= Excerpted passage =
— START —
Comparing two string variables

Monica Muller

Join Date: Jul 2014

Posts: 226
#1

Comparing two string variables

12 Jul 2016, 12:03

Hi,
I was wondering if there is a command in Stata I can use to compare two strings. For example in two different variables I have words "prog" and "program". Is there a way to create a new variable that compares these two and tells me numerically how similar these two are? For example, a command that calculates the percentage of similarity between each pair of observations in two string variables.

Thanks
Tags: None

Nick Cox

Join Date: Mar 2014
Posts: 35724

12 Jul 2016, 12:27

Code:

. ssc describe strdist

---------------------------------------------------------------------------------------------
package strdist from http://fmwww.bc.edu/repec/bocode/s
---------------------------------------------------------------------------------------------

TITLE
      'STRDIST': module to calculate the Levenshtein distance, or edit distance, between stri
> ngs

DESCRIPTION/AUTHOR(S)
      
       strdist calculates the Levenshtein distance, or edit distance,
      between strings. It is implemented in Mata, and does not require
      a C plugin.
      
      KW: edit distance
      KW: Levenshtein distance
      KW: string comparison
      KW: data management
      
      Requires: Stata version 10
      
      Distribution-Date: 20121111
      
      Author: Michael Barker, Georgetown University
      Support: email [email protected]
      

INSTALLATION FILES                              (type net install strdist)
      strdist.ado
      strdist.sthlp
---------------------------------------------------------------------------------------------
(type -ssc install strdist- to install)

Comment

Monica Muller

Join Date: Jul 2014

Posts: 226
#3

12 Jul 2016, 13:11

Thank you very much Nick,

I tried to use the command but unfortunately it does not allow for weights.

I have a wide data that has names and previous employers. Some people have same names but they are different people. I want to check that by comparing their previous employers, but they have typos and have typed the names of the employers slightly differently. So, direct comparison didn't help me. The following code is what I used but I received the error that "weights not allowed". Do you have an alternative suggestion? Thanks so much.

I also included an example of my data below.

Code:

forvalues i= 1/17 { forvalues j= 1/17 { strdist employername`i' employername`j'[_n+1] if name==name[_n+1] & employername`i' !="" & employername`j'[_n+1] != "", gen(similarity`i'_`j') } }

Sample of Data: (I have 17 employernames but here I only included 3)
— END —
= Data extract =
— START —
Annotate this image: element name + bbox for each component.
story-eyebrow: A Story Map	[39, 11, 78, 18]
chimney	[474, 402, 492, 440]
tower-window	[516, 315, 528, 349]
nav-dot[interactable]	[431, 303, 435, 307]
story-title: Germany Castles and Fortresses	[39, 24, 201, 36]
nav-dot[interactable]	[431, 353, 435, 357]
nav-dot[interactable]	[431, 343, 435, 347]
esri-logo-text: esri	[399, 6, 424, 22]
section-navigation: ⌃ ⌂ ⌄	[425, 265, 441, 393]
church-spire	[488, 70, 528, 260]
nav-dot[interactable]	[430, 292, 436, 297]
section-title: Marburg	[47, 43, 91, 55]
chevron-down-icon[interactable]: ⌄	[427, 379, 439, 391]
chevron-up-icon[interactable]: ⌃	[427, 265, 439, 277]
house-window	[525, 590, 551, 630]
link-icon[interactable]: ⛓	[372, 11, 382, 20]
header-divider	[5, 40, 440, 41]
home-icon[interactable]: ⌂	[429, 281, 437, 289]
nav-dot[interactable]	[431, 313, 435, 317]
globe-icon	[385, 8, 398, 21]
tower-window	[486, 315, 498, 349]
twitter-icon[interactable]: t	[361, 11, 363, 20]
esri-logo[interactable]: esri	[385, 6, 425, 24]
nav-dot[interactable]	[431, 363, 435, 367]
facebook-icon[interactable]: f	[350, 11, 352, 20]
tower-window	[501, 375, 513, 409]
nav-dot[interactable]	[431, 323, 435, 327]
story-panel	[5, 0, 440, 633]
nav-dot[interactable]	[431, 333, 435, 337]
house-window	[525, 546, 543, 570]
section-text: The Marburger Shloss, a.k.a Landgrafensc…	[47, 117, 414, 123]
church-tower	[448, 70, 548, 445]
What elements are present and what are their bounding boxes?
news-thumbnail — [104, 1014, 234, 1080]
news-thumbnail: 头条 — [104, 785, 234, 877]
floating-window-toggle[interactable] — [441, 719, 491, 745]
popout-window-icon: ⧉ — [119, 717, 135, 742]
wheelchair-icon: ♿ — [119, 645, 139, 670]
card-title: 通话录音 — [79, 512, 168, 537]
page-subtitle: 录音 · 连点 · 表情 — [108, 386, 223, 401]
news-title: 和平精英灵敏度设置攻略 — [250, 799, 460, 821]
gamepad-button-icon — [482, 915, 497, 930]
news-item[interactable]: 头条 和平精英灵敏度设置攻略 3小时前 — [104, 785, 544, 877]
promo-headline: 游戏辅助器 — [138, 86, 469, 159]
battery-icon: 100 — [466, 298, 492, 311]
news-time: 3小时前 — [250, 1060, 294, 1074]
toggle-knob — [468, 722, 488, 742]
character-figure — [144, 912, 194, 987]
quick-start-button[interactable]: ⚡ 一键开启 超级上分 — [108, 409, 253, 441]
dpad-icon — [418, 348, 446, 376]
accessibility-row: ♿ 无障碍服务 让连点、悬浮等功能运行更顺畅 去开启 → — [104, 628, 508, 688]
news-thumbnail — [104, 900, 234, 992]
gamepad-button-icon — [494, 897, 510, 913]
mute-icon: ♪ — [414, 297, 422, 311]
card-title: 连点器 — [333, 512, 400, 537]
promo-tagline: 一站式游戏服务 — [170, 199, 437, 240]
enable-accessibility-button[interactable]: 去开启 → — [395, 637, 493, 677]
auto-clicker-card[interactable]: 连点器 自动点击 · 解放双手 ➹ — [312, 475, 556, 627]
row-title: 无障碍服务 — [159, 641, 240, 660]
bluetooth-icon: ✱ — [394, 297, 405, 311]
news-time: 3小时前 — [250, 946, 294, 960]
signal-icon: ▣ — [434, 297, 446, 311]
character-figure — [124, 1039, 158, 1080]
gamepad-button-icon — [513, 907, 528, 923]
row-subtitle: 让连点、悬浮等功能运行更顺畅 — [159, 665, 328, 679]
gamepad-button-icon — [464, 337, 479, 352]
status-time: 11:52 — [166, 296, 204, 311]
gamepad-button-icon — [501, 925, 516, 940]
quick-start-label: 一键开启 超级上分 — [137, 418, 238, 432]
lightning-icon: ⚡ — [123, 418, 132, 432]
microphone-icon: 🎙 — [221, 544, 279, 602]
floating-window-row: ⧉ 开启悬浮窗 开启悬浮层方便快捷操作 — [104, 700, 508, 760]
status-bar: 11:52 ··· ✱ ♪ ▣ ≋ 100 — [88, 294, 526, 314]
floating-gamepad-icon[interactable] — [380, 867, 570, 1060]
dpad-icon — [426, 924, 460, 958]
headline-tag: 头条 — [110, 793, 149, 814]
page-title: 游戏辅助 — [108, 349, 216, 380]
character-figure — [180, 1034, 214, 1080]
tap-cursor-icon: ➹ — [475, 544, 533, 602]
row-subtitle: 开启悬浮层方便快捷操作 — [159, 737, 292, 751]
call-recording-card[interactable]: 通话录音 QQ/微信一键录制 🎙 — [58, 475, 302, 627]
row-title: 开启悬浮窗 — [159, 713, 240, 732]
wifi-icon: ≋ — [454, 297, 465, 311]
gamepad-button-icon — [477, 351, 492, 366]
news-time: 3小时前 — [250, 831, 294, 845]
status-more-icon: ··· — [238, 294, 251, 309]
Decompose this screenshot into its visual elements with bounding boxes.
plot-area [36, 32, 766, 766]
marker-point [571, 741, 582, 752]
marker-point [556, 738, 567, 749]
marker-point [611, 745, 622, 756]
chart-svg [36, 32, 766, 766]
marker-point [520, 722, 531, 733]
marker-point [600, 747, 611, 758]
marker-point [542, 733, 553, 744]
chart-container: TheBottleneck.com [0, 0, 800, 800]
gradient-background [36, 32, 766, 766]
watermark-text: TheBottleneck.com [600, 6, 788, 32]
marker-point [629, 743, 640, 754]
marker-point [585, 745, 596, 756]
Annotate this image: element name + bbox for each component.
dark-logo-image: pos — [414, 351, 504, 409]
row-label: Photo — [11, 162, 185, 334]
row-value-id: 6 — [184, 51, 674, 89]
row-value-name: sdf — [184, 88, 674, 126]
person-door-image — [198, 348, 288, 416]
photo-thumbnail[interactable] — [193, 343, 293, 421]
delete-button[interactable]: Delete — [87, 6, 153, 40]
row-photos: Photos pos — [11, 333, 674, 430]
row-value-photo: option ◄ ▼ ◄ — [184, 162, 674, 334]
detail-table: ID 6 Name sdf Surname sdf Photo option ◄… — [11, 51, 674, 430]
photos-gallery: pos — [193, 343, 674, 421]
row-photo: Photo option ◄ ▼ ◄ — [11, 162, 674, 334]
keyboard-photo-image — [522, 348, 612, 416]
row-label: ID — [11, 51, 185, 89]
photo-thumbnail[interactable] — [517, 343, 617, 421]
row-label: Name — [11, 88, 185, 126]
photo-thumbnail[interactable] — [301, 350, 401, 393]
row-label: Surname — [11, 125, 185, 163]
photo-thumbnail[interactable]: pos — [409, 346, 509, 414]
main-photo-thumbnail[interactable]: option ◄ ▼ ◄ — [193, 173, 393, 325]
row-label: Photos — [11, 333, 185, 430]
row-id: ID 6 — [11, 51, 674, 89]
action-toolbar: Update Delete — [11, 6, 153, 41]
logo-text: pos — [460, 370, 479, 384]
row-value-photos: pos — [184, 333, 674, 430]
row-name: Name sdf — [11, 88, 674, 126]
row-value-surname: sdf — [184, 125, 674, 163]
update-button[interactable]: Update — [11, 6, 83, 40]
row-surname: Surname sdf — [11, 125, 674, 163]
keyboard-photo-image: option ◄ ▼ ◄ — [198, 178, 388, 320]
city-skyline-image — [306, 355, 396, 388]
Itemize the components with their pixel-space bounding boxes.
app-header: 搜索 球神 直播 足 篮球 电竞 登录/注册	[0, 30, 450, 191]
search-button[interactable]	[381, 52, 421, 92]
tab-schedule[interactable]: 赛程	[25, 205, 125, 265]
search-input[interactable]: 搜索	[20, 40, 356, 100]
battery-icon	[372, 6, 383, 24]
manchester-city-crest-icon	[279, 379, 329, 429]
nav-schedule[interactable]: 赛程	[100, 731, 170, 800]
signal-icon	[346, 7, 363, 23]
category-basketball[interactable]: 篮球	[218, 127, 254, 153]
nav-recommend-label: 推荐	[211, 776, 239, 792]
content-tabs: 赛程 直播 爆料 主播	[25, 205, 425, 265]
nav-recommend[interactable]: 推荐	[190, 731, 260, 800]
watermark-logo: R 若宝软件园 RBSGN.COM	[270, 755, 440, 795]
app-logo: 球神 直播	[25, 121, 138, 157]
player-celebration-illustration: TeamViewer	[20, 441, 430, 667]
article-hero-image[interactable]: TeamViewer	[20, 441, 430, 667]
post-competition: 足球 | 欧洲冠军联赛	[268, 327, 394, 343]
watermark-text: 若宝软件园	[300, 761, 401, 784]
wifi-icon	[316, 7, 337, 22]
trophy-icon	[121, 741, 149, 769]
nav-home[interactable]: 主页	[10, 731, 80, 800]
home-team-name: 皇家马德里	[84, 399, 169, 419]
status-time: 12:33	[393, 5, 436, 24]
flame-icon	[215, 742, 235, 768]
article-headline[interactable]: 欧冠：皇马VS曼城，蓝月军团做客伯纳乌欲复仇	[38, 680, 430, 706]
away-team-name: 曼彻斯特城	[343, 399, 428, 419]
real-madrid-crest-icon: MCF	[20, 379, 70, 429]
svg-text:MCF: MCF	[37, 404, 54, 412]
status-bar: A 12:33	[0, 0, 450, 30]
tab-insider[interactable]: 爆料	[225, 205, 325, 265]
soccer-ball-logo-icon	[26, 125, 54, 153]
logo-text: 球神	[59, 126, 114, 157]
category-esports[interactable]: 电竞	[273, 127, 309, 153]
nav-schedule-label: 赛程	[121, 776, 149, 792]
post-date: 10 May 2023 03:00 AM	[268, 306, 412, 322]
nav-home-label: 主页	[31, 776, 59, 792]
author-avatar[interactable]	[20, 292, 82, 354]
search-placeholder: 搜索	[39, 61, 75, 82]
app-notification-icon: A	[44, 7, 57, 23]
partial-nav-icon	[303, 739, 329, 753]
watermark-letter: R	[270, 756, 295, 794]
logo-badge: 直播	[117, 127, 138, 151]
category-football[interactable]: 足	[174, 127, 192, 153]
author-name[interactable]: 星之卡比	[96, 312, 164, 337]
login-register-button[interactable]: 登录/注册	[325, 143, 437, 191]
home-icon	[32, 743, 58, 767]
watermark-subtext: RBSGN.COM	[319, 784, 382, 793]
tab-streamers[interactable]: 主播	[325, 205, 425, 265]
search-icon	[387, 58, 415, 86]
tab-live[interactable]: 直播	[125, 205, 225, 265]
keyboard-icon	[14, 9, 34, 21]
— END —
= List of tasks =
1) Answer these about the string-comparison thread:
(a) Which Stata version does strdist require?
(b) What error message did Monica Muller receive when she ran her code?
(c) How many employer-name variables does her data contain?
2) Does each statement agree with the string-comparison thread? Answer yes or no, and quote the words that decide it.
(a) strdist needs a C plugin to run.
(b) Some people in Monica Muller's data share a name but are different people.
(c) Nick Cox is the author of the strdist package.
The listing is separate material, unrelated to the string-comparison thread.

= Task-by-task solutions =
1)
(a) Stata version 10
(b) "weights not allowed"
(c) 17

2)
(a) No: "It is implemented in Mata, and does not require a C plugin."
(b) Yes: "Some people have same names but they are different people."
(c) No: "Author: Michael Barker, Georgetown University"